━━━ GIVEN DATA
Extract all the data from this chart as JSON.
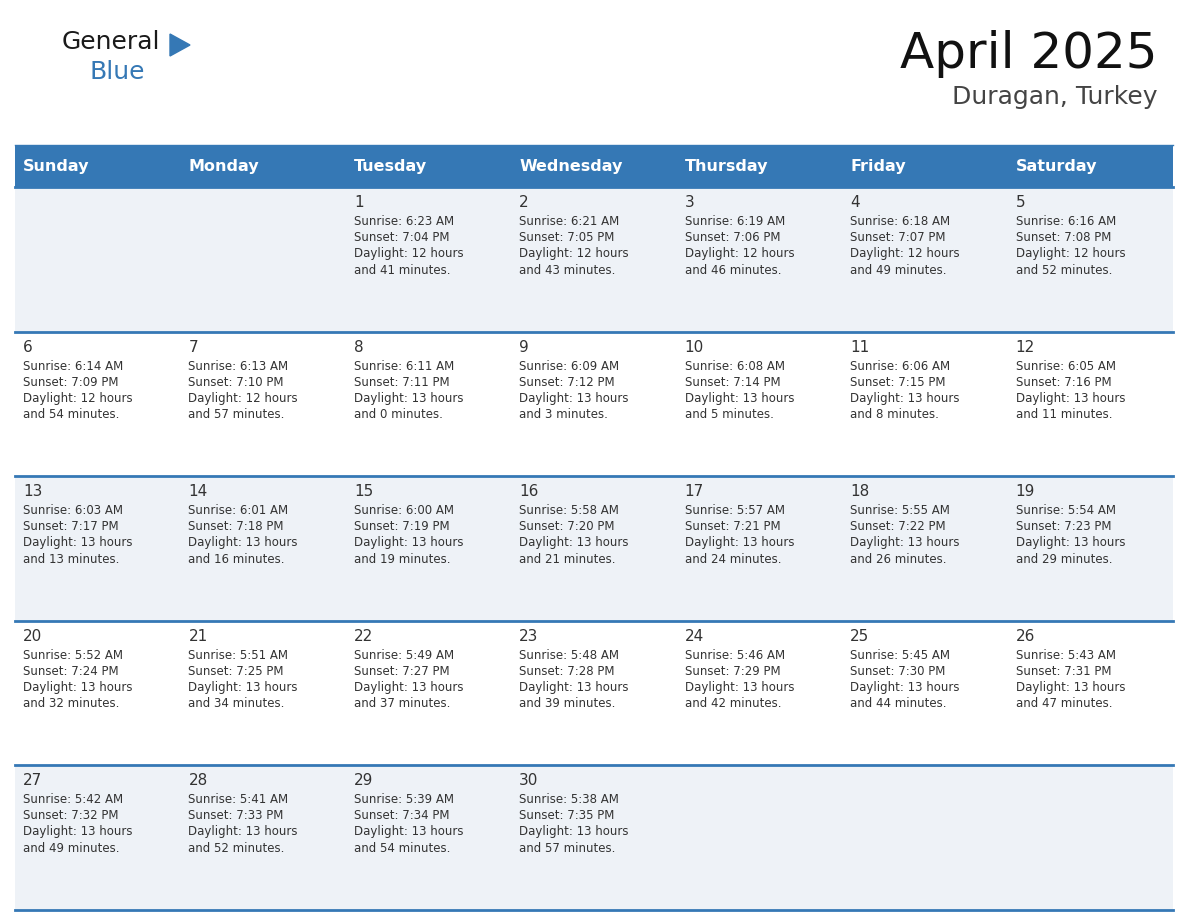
{
  "title": "April 2025",
  "subtitle": "Duragan, Turkey",
  "header_color": "#3578b5",
  "header_text_color": "#ffffff",
  "cell_bg_row0": "#eef2f7",
  "cell_bg_row1": "#ffffff",
  "cell_bg_row2": "#eef2f7",
  "cell_bg_row3": "#ffffff",
  "cell_bg_row4": "#eef2f7",
  "border_color": "#3578b5",
  "sep_color": "#3578b5",
  "text_color": "#333333",
  "days_of_week": [
    "Sunday",
    "Monday",
    "Tuesday",
    "Wednesday",
    "Thursday",
    "Friday",
    "Saturday"
  ],
  "weeks": [
    [
      {
        "day": "",
        "sunrise": "",
        "sunset": "",
        "daylight": ""
      },
      {
        "day": "",
        "sunrise": "",
        "sunset": "",
        "daylight": ""
      },
      {
        "day": "1",
        "sunrise": "Sunrise: 6:23 AM",
        "sunset": "Sunset: 7:04 PM",
        "daylight": "Daylight: 12 hours\nand 41 minutes."
      },
      {
        "day": "2",
        "sunrise": "Sunrise: 6:21 AM",
        "sunset": "Sunset: 7:05 PM",
        "daylight": "Daylight: 12 hours\nand 43 minutes."
      },
      {
        "day": "3",
        "sunrise": "Sunrise: 6:19 AM",
        "sunset": "Sunset: 7:06 PM",
        "daylight": "Daylight: 12 hours\nand 46 minutes."
      },
      {
        "day": "4",
        "sunrise": "Sunrise: 6:18 AM",
        "sunset": "Sunset: 7:07 PM",
        "daylight": "Daylight: 12 hours\nand 49 minutes."
      },
      {
        "day": "5",
        "sunrise": "Sunrise: 6:16 AM",
        "sunset": "Sunset: 7:08 PM",
        "daylight": "Daylight: 12 hours\nand 52 minutes."
      }
    ],
    [
      {
        "day": "6",
        "sunrise": "Sunrise: 6:14 AM",
        "sunset": "Sunset: 7:09 PM",
        "daylight": "Daylight: 12 hours\nand 54 minutes."
      },
      {
        "day": "7",
        "sunrise": "Sunrise: 6:13 AM",
        "sunset": "Sunset: 7:10 PM",
        "daylight": "Daylight: 12 hours\nand 57 minutes."
      },
      {
        "day": "8",
        "sunrise": "Sunrise: 6:11 AM",
        "sunset": "Sunset: 7:11 PM",
        "daylight": "Daylight: 13 hours\nand 0 minutes."
      },
      {
        "day": "9",
        "sunrise": "Sunrise: 6:09 AM",
        "sunset": "Sunset: 7:12 PM",
        "daylight": "Daylight: 13 hours\nand 3 minutes."
      },
      {
        "day": "10",
        "sunrise": "Sunrise: 6:08 AM",
        "sunset": "Sunset: 7:14 PM",
        "daylight": "Daylight: 13 hours\nand 5 minutes."
      },
      {
        "day": "11",
        "sunrise": "Sunrise: 6:06 AM",
        "sunset": "Sunset: 7:15 PM",
        "daylight": "Daylight: 13 hours\nand 8 minutes."
      },
      {
        "day": "12",
        "sunrise": "Sunrise: 6:05 AM",
        "sunset": "Sunset: 7:16 PM",
        "daylight": "Daylight: 13 hours\nand 11 minutes."
      }
    ],
    [
      {
        "day": "13",
        "sunrise": "Sunrise: 6:03 AM",
        "sunset": "Sunset: 7:17 PM",
        "daylight": "Daylight: 13 hours\nand 13 minutes."
      },
      {
        "day": "14",
        "sunrise": "Sunrise: 6:01 AM",
        "sunset": "Sunset: 7:18 PM",
        "daylight": "Daylight: 13 hours\nand 16 minutes."
      },
      {
        "day": "15",
        "sunrise": "Sunrise: 6:00 AM",
        "sunset": "Sunset: 7:19 PM",
        "daylight": "Daylight: 13 hours\nand 19 minutes."
      },
      {
        "day": "16",
        "sunrise": "Sunrise: 5:58 AM",
        "sunset": "Sunset: 7:20 PM",
        "daylight": "Daylight: 13 hours\nand 21 minutes."
      },
      {
        "day": "17",
        "sunrise": "Sunrise: 5:57 AM",
        "sunset": "Sunset: 7:21 PM",
        "daylight": "Daylight: 13 hours\nand 24 minutes."
      },
      {
        "day": "18",
        "sunrise": "Sunrise: 5:55 AM",
        "sunset": "Sunset: 7:22 PM",
        "daylight": "Daylight: 13 hours\nand 26 minutes."
      },
      {
        "day": "19",
        "sunrise": "Sunrise: 5:54 AM",
        "sunset": "Sunset: 7:23 PM",
        "daylight": "Daylight: 13 hours\nand 29 minutes."
      }
    ],
    [
      {
        "day": "20",
        "sunrise": "Sunrise: 5:52 AM",
        "sunset": "Sunset: 7:24 PM",
        "daylight": "Daylight: 13 hours\nand 32 minutes."
      },
      {
        "day": "21",
        "sunrise": "Sunrise: 5:51 AM",
        "sunset": "Sunset: 7:25 PM",
        "daylight": "Daylight: 13 hours\nand 34 minutes."
      },
      {
        "day": "22",
        "sunrise": "Sunrise: 5:49 AM",
        "sunset": "Sunset: 7:27 PM",
        "daylight": "Daylight: 13 hours\nand 37 minutes."
      },
      {
        "day": "23",
        "sunrise": "Sunrise: 5:48 AM",
        "sunset": "Sunset: 7:28 PM",
        "daylight": "Daylight: 13 hours\nand 39 minutes."
      },
      {
        "day": "24",
        "sunrise": "Sunrise: 5:46 AM",
        "sunset": "Sunset: 7:29 PM",
        "daylight": "Daylight: 13 hours\nand 42 minutes."
      },
      {
        "day": "25",
        "sunrise": "Sunrise: 5:45 AM",
        "sunset": "Sunset: 7:30 PM",
        "daylight": "Daylight: 13 hours\nand 44 minutes."
      },
      {
        "day": "26",
        "sunrise": "Sunrise: 5:43 AM",
        "sunset": "Sunset: 7:31 PM",
        "daylight": "Daylight: 13 hours\nand 47 minutes."
      }
    ],
    [
      {
        "day": "27",
        "sunrise": "Sunrise: 5:42 AM",
        "sunset": "Sunset: 7:32 PM",
        "daylight": "Daylight: 13 hours\nand 49 minutes."
      },
      {
        "day": "28",
        "sunrise": "Sunrise: 5:41 AM",
        "sunset": "Sunset: 7:33 PM",
        "daylight": "Daylight: 13 hours\nand 52 minutes."
      },
      {
        "day": "29",
        "sunrise": "Sunrise: 5:39 AM",
        "sunset": "Sunset: 7:34 PM",
        "daylight": "Daylight: 13 hours\nand 54 minutes."
      },
      {
        "day": "30",
        "sunrise": "Sunrise: 5:38 AM",
        "sunset": "Sunset: 7:35 PM",
        "daylight": "Daylight: 13 hours\nand 57 minutes."
      },
      {
        "day": "",
        "sunrise": "",
        "sunset": "",
        "daylight": ""
      },
      {
        "day": "",
        "sunrise": "",
        "sunset": "",
        "daylight": ""
      },
      {
        "day": "",
        "sunrise": "",
        "sunset": "",
        "daylight": ""
      }
    ]
  ],
  "logo_text1": "General",
  "logo_text2": "Blue",
  "logo_text1_color": "#1a1a1a",
  "logo_text2_color": "#3578b5",
  "logo_triangle_color": "#3578b5"
}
━━━━━━
- _OBJECTIVE_: Print every entry exactly as written, without the pictures.

- _WRITTEN REPLY_:
Extract all the data from this chart as JSON.
{
  "title": "April 2025",
  "subtitle": "Duragan, Turkey",
  "header_color": "#3578b5",
  "header_text_color": "#ffffff",
  "cell_bg_row0": "#eef2f7",
  "cell_bg_row1": "#ffffff",
  "cell_bg_row2": "#eef2f7",
  "cell_bg_row3": "#ffffff",
  "cell_bg_row4": "#eef2f7",
  "border_color": "#3578b5",
  "sep_color": "#3578b5",
  "text_color": "#333333",
  "days_of_week": [
    "Sunday",
    "Monday",
    "Tuesday",
    "Wednesday",
    "Thursday",
    "Friday",
    "Saturday"
  ],
  "weeks": [
    [
      {
        "day": "",
        "sunrise": "",
        "sunset": "",
        "daylight": ""
      },
      {
        "day": "",
        "sunrise": "",
        "sunset": "",
        "daylight": ""
      },
      {
        "day": "1",
        "sunrise": "Sunrise: 6:23 AM",
        "sunset": "Sunset: 7:04 PM",
        "daylight": "Daylight: 12 hours\nand 41 minutes."
      },
      {
        "day": "2",
        "sunrise": "Sunrise: 6:21 AM",
        "sunset": "Sunset: 7:05 PM",
        "daylight": "Daylight: 12 hours\nand 43 minutes."
      },
      {
        "day": "3",
        "sunrise": "Sunrise: 6:19 AM",
        "sunset": "Sunset: 7:06 PM",
        "daylight": "Daylight: 12 hours\nand 46 minutes."
      },
      {
        "day": "4",
        "sunrise": "Sunrise: 6:18 AM",
        "sunset": "Sunset: 7:07 PM",
        "daylight": "Daylight: 12 hours\nand 49 minutes."
      },
      {
        "day": "5",
        "sunrise": "Sunrise: 6:16 AM",
        "sunset": "Sunset: 7:08 PM",
        "daylight": "Daylight: 12 hours\nand 52 minutes."
      }
    ],
    [
      {
        "day": "6",
        "sunrise": "Sunrise: 6:14 AM",
        "sunset": "Sunset: 7:09 PM",
        "daylight": "Daylight: 12 hours\nand 54 minutes."
      },
      {
        "day": "7",
        "sunrise": "Sunrise: 6:13 AM",
        "sunset": "Sunset: 7:10 PM",
        "daylight": "Daylight: 12 hours\nand 57 minutes."
      },
      {
        "day": "8",
        "sunrise": "Sunrise: 6:11 AM",
        "sunset": "Sunset: 7:11 PM",
        "daylight": "Daylight: 13 hours\nand 0 minutes."
      },
      {
        "day": "9",
        "sunrise": "Sunrise: 6:09 AM",
        "sunset": "Sunset: 7:12 PM",
        "daylight": "Daylight: 13 hours\nand 3 minutes."
      },
      {
        "day": "10",
        "sunrise": "Sunrise: 6:08 AM",
        "sunset": "Sunset: 7:14 PM",
        "daylight": "Daylight: 13 hours\nand 5 minutes."
      },
      {
        "day": "11",
        "sunrise": "Sunrise: 6:06 AM",
        "sunset": "Sunset: 7:15 PM",
        "daylight": "Daylight: 13 hours\nand 8 minutes."
      },
      {
        "day": "12",
        "sunrise": "Sunrise: 6:05 AM",
        "sunset": "Sunset: 7:16 PM",
        "daylight": "Daylight: 13 hours\nand 11 minutes."
      }
    ],
    [
      {
        "day": "13",
        "sunrise": "Sunrise: 6:03 AM",
        "sunset": "Sunset: 7:17 PM",
        "daylight": "Daylight: 13 hours\nand 13 minutes."
      },
      {
        "day": "14",
        "sunrise": "Sunrise: 6:01 AM",
        "sunset": "Sunset: 7:18 PM",
        "daylight": "Daylight: 13 hours\nand 16 minutes."
      },
      {
        "day": "15",
        "sunrise": "Sunrise: 6:00 AM",
        "sunset": "Sunset: 7:19 PM",
        "daylight": "Daylight: 13 hours\nand 19 minutes."
      },
      {
        "day": "16",
        "sunrise": "Sunrise: 5:58 AM",
        "sunset": "Sunset: 7:20 PM",
        "daylight": "Daylight: 13 hours\nand 21 minutes."
      },
      {
        "day": "17",
        "sunrise": "Sunrise: 5:57 AM",
        "sunset": "Sunset: 7:21 PM",
        "daylight": "Daylight: 13 hours\nand 24 minutes."
      },
      {
        "day": "18",
        "sunrise": "Sunrise: 5:55 AM",
        "sunset": "Sunset: 7:22 PM",
        "daylight": "Daylight: 13 hours\nand 26 minutes."
      },
      {
        "day": "19",
        "sunrise": "Sunrise: 5:54 AM",
        "sunset": "Sunset: 7:23 PM",
        "daylight": "Daylight: 13 hours\nand 29 minutes."
      }
    ],
    [
      {
        "day": "20",
        "sunrise": "Sunrise: 5:52 AM",
        "sunset": "Sunset: 7:24 PM",
        "daylight": "Daylight: 13 hours\nand 32 minutes."
      },
      {
        "day": "21",
        "sunrise": "Sunrise: 5:51 AM",
        "sunset": "Sunset: 7:25 PM",
        "daylight": "Daylight: 13 hours\nand 34 minutes."
      },
      {
        "day": "22",
        "sunrise": "Sunrise: 5:49 AM",
        "sunset": "Sunset: 7:27 PM",
        "daylight": "Daylight: 13 hours\nand 37 minutes."
      },
      {
        "day": "23",
        "sunrise": "Sunrise: 5:48 AM",
        "sunset": "Sunset: 7:28 PM",
        "daylight": "Daylight: 13 hours\nand 39 minutes."
      },
      {
        "day": "24",
        "sunrise": "Sunrise: 5:46 AM",
        "sunset": "Sunset: 7:29 PM",
        "daylight": "Daylight: 13 hours\nand 42 minutes."
      },
      {
        "day": "25",
        "sunrise": "Sunrise: 5:45 AM",
        "sunset": "Sunset: 7:30 PM",
        "daylight": "Daylight: 13 hours\nand 44 minutes."
      },
      {
        "day": "26",
        "sunrise": "Sunrise: 5:43 AM",
        "sunset": "Sunset: 7:31 PM",
        "daylight": "Daylight: 13 hours\nand 47 minutes."
      }
    ],
    [
      {
        "day": "27",
        "sunrise": "Sunrise: 5:42 AM",
        "sunset": "Sunset: 7:32 PM",
        "daylight": "Daylight: 13 hours\nand 49 minutes."
      },
      {
        "day": "28",
        "sunrise": "Sunrise: 5:41 AM",
        "sunset": "Sunset: 7:33 PM",
        "daylight": "Daylight: 13 hours\nand 52 minutes."
      },
      {
        "day": "29",
        "sunrise": "Sunrise: 5:39 AM",
        "sunset": "Sunset: 7:34 PM",
        "daylight": "Daylight: 13 hours\nand 54 minutes."
      },
      {
        "day": "30",
        "sunrise": "Sunrise: 5:38 AM",
        "sunset": "Sunset: 7:35 PM",
        "daylight": "Daylight: 13 hours\nand 57 minutes."
      },
      {
        "day": "",
        "sunrise": "",
        "sunset": "",
        "daylight": ""
      },
      {
        "day": "",
        "sunrise": "",
        "sunset": "",
        "daylight": ""
      },
      {
        "day": "",
        "sunrise": "",
        "sunset": "",
        "daylight": ""
      }
    ]
  ],
  "logo_text1": "General",
  "logo_text2": "Blue",
  "logo_text1_color": "#1a1a1a",
  "logo_text2_color": "#3578b5",
  "logo_triangle_color": "#3578b5"
}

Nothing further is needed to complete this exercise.